- LISTED RECORDS -
____
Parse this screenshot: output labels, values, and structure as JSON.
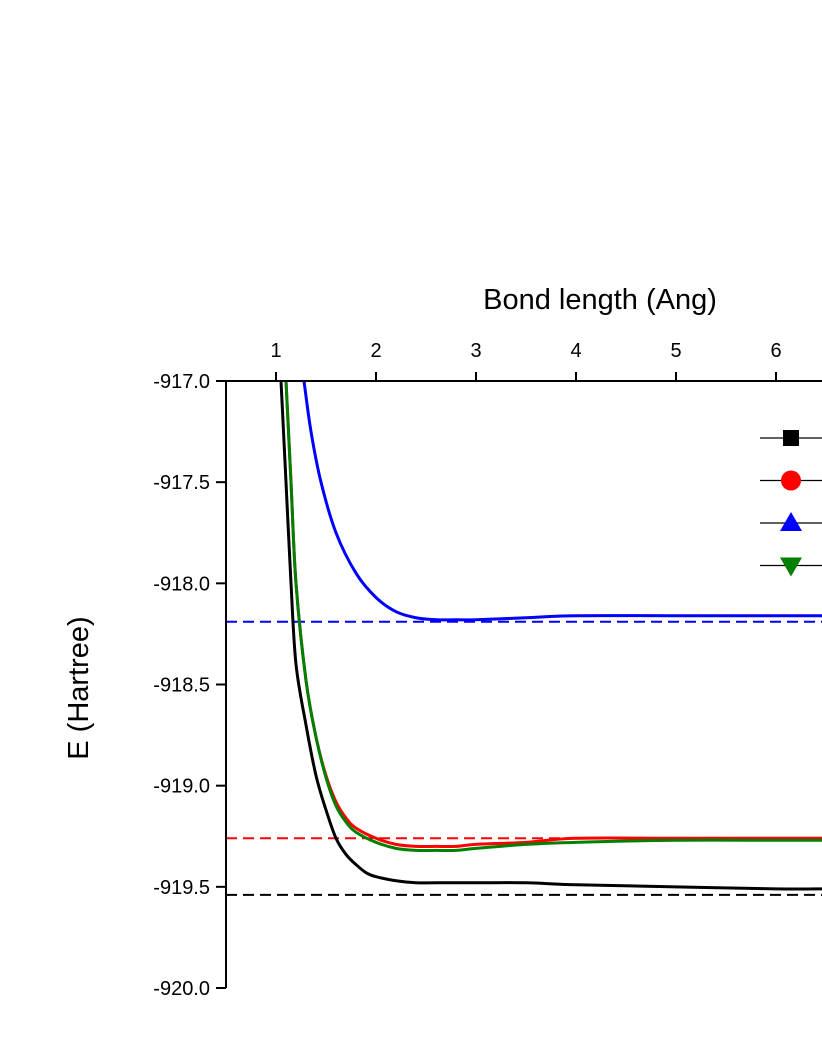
{
  "chart_data": {
    "type": "line",
    "xlabel": "Bond length (Ang)",
    "ylabel": "E (Hartree)",
    "xlim": [
      0.5,
      6.5
    ],
    "ylim": [
      -920.0,
      -917.0
    ],
    "x_ticks": [
      1,
      2,
      3,
      4,
      5,
      6
    ],
    "x_tick_labels": [
      "1",
      "2",
      "3",
      "4",
      "5",
      "6"
    ],
    "y_ticks": [
      -917.0,
      -917.5,
      -918.0,
      -918.5,
      -919.0,
      -919.5,
      -920.0
    ],
    "y_tick_labels": [
      "-917.0",
      "-917.5",
      "-918.0",
      "-918.5",
      "-919.0",
      "-919.5",
      "-920.0"
    ],
    "x_axis_position": "top",
    "grid": false,
    "legend_position": "top-right",
    "series": [
      {
        "color": "#000000",
        "marker": "square",
        "x": [
          1.05,
          1.1,
          1.15,
          1.2,
          1.3,
          1.4,
          1.5,
          1.6,
          1.7,
          1.8,
          1.9,
          2.0,
          2.2,
          2.4,
          2.6,
          3.0,
          3.5,
          4.0,
          5.0,
          6.0,
          6.5
        ],
        "y": [
          -917.0,
          -917.5,
          -918.0,
          -918.4,
          -918.7,
          -918.95,
          -919.12,
          -919.26,
          -919.34,
          -919.39,
          -919.43,
          -919.45,
          -919.47,
          -919.48,
          -919.48,
          -919.48,
          -919.48,
          -919.49,
          -919.5,
          -919.51,
          -919.51
        ]
      },
      {
        "color": "#ff0000",
        "marker": "circle",
        "x": [
          1.1,
          1.15,
          1.2,
          1.3,
          1.4,
          1.5,
          1.6,
          1.7,
          1.8,
          2.0,
          2.2,
          2.4,
          2.6,
          2.8,
          3.0,
          3.5,
          4.0,
          5.0,
          6.0,
          6.5
        ],
        "y": [
          -917.0,
          -917.5,
          -918.0,
          -918.48,
          -918.76,
          -918.95,
          -919.08,
          -919.16,
          -919.21,
          -919.26,
          -919.29,
          -919.3,
          -919.3,
          -919.3,
          -919.29,
          -919.28,
          -919.26,
          -919.26,
          -919.26,
          -919.26
        ]
      },
      {
        "color": "#0000ff",
        "marker": "triangle-up",
        "x": [
          1.28,
          1.35,
          1.45,
          1.6,
          1.8,
          2.0,
          2.2,
          2.4,
          2.6,
          2.8,
          3.0,
          3.5,
          4.0,
          5.0,
          6.0,
          6.5
        ],
        "y": [
          -917.0,
          -917.25,
          -917.5,
          -917.75,
          -917.95,
          -918.07,
          -918.14,
          -918.17,
          -918.18,
          -918.18,
          -918.18,
          -918.17,
          -918.16,
          -918.16,
          -918.16,
          -918.16
        ]
      },
      {
        "color": "#008000",
        "marker": "triangle-down",
        "x": [
          1.1,
          1.15,
          1.2,
          1.3,
          1.4,
          1.5,
          1.6,
          1.7,
          1.8,
          2.0,
          2.2,
          2.4,
          2.6,
          2.8,
          3.0,
          3.5,
          4.0,
          5.0,
          6.0,
          6.5
        ],
        "y": [
          -917.0,
          -917.5,
          -918.0,
          -918.48,
          -918.76,
          -918.96,
          -919.1,
          -919.18,
          -919.23,
          -919.28,
          -919.31,
          -919.32,
          -919.32,
          -919.32,
          -919.31,
          -919.29,
          -919.28,
          -919.27,
          -919.27,
          -919.27
        ]
      }
    ],
    "reference_lines": [
      {
        "color": "#0000ff",
        "style": "dashed",
        "y": -918.19
      },
      {
        "color": "#ff0000",
        "style": "dashed",
        "y": -919.26
      },
      {
        "color": "#000000",
        "style": "dashed",
        "y": -919.54
      }
    ]
  }
}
____
Show all lines from the records above where the word "triangle" occurs.

        "marker": "triangle-up",
        "marker": "triangle-down",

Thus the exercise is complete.